_Task prompt_. Go through the listing and copy every line word for word.

_Provided data_.
════════════════

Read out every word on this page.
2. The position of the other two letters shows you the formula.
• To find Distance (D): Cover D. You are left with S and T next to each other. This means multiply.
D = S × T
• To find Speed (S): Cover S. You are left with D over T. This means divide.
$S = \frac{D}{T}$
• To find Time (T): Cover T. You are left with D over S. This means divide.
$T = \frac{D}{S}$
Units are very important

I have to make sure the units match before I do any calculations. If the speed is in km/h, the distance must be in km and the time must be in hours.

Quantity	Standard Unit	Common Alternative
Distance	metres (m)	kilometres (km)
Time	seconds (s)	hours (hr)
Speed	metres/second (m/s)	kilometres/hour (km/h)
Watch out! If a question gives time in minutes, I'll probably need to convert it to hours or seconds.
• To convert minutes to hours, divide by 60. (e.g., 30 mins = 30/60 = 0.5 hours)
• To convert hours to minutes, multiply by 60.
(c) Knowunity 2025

════════════════

_Written response_.
Read out every word on this page.
2. The position of the other two letters shows you the formula.
• To find Distance (D): Cover D. You are left with S and T next to each other. This means multiply.
D = S × T
• To find Speed (S): Cover S. You are left with D over T. This means divide.
$S = \frac{D}{T}$
• To find Time (T): Cover T. You are left with D over S. This means divide.
$T = \frac{D}{S}$
Units are very important

I have to make sure the units match before I do any calculations. If the speed is in km/h, the distance must be in km and the time must be in hours.

Quantity	Standard Unit	Common Alternative
Distance	metres (m)	kilometres (km)
Time	seconds (s)	hours (hr)
Speed	metres/second (m/s)	kilometres/hour (km/h)
Watch out! If a question gives time in minutes, I'll probably need to convert it to hours or seconds.
• To convert minutes to hours, divide by 60. (e.g., 30 mins = 30/60 = 0.5 hours)
• To convert hours to minutes, multiply by 60.
(c) Knowunity 2025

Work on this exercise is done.